(Collected data entries)
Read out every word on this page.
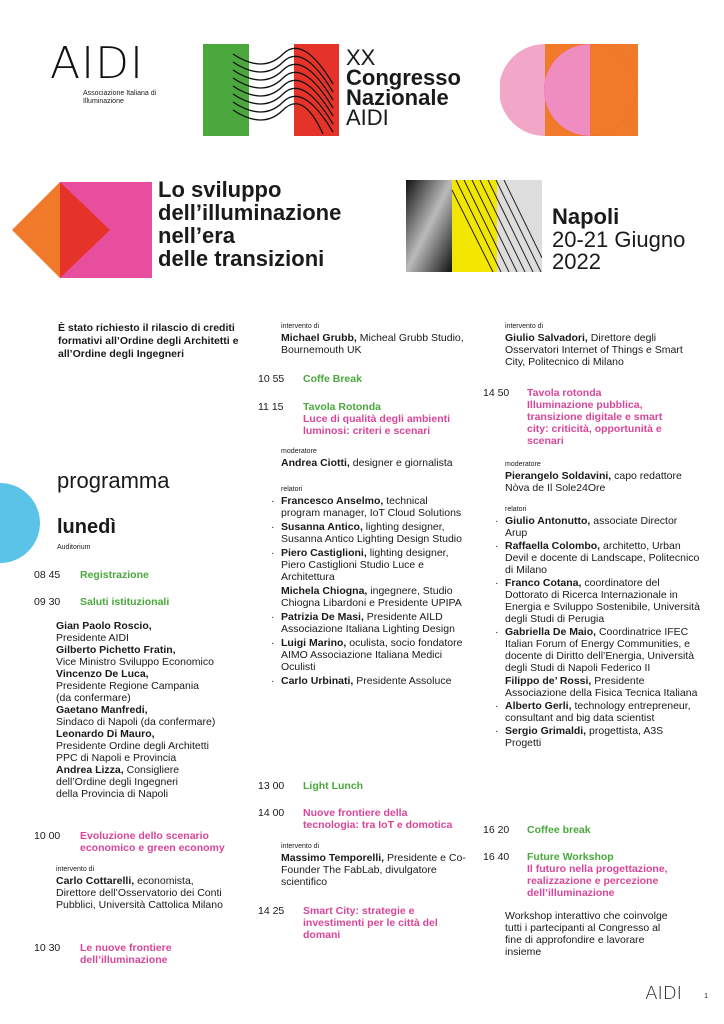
AIDI
Associazione Italiana di Illuminazione
XX
Congresso
Nazionale
AIDI
Lo sviluppo
dell’illuminazione
nell’era
delle transizioni
Napoli
20-21 Giugno
2022
È stato richiesto il rilascio di crediti formativi all’Ordine degli Architetti e all’Ordine degli Ingegneri
programma
lunedì
Auditorium
08 45 Registrazione
09 30 Saluti istituzionali
Gian Paolo Roscio,
Presidente AIDI
Gilberto Pichetto Fratin,
Vice Ministro Sviluppo Economico
Vincenzo De Luca,
Presidente Regione Campania
(da confermare)
Gaetano Manfredi,
Sindaco di Napoli (da confermare)
Leonardo Di Mauro,
Presidente Ordine degli Architetti
PPC di Napoli e Provincia
Andrea Lizza, Consigliere
dell’Ordine degli Ingegneri
della Provincia di Napoli
10 00 Evoluzione dello scenario economico e green economy
intervento di
Carlo Cottarelli, economista, Direttore dell’Osservatorio dei Conti Pubblici, Università Cattolica Milano
10 30 Le nuove frontiere dell’illuminazione
intervento di
Michael Grubb, Micheal Grubb Studio, Bournemouth UK
10 55 Coffe Break
11 15 Tavola Rotonda
Luce di qualità degli ambienti luminosi: criteri e scenari
moderatore
Andrea Ciotti, designer e giornalista
relatori
· Francesco Anselmo, technical program manager, IoT Cloud Solutions
· Susanna Antico, lighting designer, Susanna Antico Lighting Design Studio
· Piero Castiglioni, lighting designer, Piero Castiglioni Studio Luce e Architettura
Michela Chiogna, ingegnere, Studio Chiogna Libardoni e Presidente UPIPA
· Patrizia De Masi, Presidente AILD Associazione Italiana Lighting Design
· Luigi Marino, oculista, socio fondatore AIMO Associazione Italiana Medici Oculisti
· Carlo Urbinati, Presidente Assoluce
13 00 Light Lunch
14 00 Nuove frontiere della tecnologia: tra IoT e domotica
intervento di
Massimo Temporelli, Presidente e Co-Founder The FabLab, divulgatore scientifico
14 25 Smart City: strategie e investimenti per le città del domani
intervento di
Giulio Salvadori, Direttore degli Osservatori Internet of Things e Smart City, Politecnico di Milano
14 50 Tavola rotonda
Illuminazione pubblica, transizione digitale e smart city: criticità, opportunità e scenari
moderatore
Pierangelo Soldavini, capo redattore Nòva de Il Sole24Ore
relatori
· Giulio Antonutto, associate Director Arup
· Raffaella Colombo, architetto, Urban Devil e docente di Landscape, Politecnico di Milano
· Franco Cotana, coordinatore del Dottorato di Ricerca Internazionale in Energia e Sviluppo Sostenibile, Università degli Studi di Perugia
· Gabriella De Maio, Coordinatrice IFEC Italian Forum of Energy Communities, e docente di Diritto dell’Energia, Università degli Studi di Napoli Federico II
Filippo de’ Rossi, Presidente Associazione della Fisica Tecnica Italiana
· Alberto Gerli, technology entrepreneur, consultant and big data scientist
· Sergio Grimaldi, progettista, A3S Progetti
16 20 Coffee break
16 40 Future Workshop
Il futuro nella progettazione, realizzazione e percezione dell’illuminazione
Workshop interattivo che coinvolge tutti i partecipanti al Congresso al fine di approfondire e lavorare insieme
AIDI	1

● Job
Copy each line above containing the string "Carlo".

● Result of this task
Carlo Cottarelli, economista, Direttore dell’Osservatorio dei Conti Pubblici, Università Cattolica Milano
· Carlo Urbinati, Presidente Assoluce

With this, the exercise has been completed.